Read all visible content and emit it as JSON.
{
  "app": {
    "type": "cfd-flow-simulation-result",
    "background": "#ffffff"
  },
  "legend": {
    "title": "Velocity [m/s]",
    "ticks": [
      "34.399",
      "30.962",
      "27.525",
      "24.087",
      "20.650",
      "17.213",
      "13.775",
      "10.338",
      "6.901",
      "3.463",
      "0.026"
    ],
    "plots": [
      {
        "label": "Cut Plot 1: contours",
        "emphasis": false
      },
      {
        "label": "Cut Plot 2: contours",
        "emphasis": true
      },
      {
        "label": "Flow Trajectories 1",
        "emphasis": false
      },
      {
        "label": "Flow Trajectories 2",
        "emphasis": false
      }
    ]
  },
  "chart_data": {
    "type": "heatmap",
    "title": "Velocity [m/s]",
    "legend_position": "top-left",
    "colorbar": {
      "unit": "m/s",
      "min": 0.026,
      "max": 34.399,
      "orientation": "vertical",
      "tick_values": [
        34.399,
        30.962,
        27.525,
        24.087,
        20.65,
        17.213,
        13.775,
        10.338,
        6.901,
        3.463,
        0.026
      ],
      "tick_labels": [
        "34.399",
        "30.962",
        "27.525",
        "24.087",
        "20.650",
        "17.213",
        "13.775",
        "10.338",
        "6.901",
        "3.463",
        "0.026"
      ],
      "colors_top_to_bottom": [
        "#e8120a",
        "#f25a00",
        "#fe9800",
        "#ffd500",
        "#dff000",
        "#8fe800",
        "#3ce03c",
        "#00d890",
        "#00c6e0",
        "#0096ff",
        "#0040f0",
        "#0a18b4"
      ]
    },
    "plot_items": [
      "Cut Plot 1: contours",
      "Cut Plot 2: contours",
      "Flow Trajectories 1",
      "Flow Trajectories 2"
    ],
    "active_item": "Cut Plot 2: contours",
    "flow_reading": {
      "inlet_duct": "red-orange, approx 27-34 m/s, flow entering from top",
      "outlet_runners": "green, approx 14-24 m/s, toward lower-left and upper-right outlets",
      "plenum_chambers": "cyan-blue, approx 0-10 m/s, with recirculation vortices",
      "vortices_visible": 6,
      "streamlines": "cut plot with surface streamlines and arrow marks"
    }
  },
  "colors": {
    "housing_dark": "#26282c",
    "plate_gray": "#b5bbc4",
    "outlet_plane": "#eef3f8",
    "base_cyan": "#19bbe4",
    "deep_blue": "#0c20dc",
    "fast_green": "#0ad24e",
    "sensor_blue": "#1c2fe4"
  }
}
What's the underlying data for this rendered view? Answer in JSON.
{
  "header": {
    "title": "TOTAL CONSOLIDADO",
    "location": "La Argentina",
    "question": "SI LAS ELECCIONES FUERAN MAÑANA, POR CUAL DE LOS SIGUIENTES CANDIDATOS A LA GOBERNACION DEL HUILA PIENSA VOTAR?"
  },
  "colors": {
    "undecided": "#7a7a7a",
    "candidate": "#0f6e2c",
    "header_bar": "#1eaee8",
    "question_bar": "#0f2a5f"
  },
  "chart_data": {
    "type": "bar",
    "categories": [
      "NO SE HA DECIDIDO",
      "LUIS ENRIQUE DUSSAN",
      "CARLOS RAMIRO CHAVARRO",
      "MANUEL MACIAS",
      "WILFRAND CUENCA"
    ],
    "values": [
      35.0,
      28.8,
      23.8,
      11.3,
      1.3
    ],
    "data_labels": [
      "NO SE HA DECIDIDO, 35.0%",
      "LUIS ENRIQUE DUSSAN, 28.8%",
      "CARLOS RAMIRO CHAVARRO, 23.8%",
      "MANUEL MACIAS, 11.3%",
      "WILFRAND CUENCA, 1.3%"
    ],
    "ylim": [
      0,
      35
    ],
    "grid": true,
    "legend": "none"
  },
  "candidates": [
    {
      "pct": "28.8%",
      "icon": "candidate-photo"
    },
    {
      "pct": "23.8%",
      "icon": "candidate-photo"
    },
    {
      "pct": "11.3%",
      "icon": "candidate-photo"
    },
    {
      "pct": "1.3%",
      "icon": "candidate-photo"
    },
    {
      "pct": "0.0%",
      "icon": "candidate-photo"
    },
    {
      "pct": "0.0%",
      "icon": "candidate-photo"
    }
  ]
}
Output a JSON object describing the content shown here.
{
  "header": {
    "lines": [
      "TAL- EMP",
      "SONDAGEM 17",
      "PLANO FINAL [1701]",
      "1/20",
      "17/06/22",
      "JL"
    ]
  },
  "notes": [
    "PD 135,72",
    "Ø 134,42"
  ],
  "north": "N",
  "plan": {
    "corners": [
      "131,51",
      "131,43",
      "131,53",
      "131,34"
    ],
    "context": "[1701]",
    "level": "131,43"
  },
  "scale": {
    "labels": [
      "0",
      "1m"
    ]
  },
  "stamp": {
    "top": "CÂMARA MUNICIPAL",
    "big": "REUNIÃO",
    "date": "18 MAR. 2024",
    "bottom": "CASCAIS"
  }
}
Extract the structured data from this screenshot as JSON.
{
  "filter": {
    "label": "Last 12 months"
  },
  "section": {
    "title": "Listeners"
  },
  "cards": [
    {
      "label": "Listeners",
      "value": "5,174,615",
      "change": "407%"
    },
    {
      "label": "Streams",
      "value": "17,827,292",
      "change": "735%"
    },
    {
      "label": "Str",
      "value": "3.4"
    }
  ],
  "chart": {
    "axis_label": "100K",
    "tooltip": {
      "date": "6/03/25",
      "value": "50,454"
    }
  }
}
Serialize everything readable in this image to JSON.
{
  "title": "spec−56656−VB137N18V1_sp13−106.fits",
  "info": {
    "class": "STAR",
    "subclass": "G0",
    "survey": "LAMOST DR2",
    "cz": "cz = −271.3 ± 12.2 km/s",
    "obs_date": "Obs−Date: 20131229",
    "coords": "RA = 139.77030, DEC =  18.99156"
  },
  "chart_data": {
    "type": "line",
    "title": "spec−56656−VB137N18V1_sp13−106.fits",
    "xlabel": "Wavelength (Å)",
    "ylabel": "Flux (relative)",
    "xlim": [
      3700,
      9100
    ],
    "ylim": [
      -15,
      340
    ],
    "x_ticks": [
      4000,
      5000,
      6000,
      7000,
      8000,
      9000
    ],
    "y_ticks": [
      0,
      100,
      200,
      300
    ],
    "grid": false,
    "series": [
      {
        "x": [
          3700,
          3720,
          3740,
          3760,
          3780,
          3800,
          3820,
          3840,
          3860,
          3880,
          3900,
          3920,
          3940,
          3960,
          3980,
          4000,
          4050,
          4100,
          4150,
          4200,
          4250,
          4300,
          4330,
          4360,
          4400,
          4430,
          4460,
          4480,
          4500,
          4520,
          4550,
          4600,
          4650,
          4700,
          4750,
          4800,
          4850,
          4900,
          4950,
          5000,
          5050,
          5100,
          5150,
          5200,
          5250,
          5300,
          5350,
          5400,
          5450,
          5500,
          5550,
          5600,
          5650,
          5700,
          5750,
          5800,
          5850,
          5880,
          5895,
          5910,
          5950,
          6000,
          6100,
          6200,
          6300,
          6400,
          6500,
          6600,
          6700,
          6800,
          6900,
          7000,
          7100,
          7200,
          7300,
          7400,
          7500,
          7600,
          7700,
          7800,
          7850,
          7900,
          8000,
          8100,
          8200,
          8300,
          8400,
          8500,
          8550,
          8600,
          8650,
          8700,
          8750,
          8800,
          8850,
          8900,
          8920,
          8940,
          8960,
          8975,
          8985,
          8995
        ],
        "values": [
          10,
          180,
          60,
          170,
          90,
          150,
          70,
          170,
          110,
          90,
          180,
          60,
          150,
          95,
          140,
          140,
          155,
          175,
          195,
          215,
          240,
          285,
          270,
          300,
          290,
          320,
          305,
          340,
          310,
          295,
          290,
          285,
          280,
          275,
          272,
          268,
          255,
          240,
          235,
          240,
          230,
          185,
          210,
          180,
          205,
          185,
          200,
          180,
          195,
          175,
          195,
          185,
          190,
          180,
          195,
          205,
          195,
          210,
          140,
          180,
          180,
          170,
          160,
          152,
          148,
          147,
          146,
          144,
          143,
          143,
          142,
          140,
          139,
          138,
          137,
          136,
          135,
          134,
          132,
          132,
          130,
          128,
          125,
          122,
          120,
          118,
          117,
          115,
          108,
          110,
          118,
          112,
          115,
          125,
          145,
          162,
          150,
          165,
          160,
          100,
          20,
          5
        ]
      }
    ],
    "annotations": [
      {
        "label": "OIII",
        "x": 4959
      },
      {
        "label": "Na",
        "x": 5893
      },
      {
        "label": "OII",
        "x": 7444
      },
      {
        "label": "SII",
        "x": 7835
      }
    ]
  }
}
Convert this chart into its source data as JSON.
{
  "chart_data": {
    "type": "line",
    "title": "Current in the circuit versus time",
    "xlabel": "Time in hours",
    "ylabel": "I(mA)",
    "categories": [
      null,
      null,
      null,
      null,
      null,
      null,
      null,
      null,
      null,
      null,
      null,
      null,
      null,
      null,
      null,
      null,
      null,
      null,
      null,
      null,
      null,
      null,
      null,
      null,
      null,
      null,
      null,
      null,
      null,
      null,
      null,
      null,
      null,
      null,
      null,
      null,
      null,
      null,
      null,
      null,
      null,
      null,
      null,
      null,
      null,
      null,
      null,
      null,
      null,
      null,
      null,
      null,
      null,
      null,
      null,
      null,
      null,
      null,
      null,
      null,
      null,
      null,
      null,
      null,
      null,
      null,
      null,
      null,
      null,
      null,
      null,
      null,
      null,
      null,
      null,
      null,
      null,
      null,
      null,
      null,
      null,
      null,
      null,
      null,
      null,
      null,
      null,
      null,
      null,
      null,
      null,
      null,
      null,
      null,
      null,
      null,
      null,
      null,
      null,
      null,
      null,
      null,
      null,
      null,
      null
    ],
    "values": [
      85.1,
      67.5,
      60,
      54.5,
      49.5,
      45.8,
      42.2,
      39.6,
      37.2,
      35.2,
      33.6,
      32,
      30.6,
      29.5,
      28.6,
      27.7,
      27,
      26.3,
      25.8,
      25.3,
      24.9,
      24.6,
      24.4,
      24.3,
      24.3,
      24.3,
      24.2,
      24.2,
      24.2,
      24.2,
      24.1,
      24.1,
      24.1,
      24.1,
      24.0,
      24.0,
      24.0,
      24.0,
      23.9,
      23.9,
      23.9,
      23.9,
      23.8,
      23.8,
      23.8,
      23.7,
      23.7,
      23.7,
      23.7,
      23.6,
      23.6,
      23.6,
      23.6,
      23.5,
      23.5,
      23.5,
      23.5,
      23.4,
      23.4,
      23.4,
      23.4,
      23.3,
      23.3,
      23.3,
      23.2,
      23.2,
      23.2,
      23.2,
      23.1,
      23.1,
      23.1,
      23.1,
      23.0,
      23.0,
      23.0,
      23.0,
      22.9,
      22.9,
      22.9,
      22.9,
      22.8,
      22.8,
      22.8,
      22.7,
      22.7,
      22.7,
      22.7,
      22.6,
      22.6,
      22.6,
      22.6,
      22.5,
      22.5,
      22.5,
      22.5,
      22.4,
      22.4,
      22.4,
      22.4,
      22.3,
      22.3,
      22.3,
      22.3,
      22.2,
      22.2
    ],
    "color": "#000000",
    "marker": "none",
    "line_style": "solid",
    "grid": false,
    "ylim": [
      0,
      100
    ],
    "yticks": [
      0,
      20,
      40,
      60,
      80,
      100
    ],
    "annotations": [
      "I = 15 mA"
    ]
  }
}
----------
> [Goal]:
Using the records above, copy every line that has the word "title" in it.

> [In response]:
    "title": "Velocity [m/s]",
    "title": "Velocity [m/s]",
    "title": "TOTAL CONSOLIDADO",
    "title": "Listeners"
  "title": "spec−56656−VB137N18V1_sp13−106.fits",
    "title": "spec−56656−VB137N18V1_sp13−106.fits",
    "title": "Current in the circuit versus time",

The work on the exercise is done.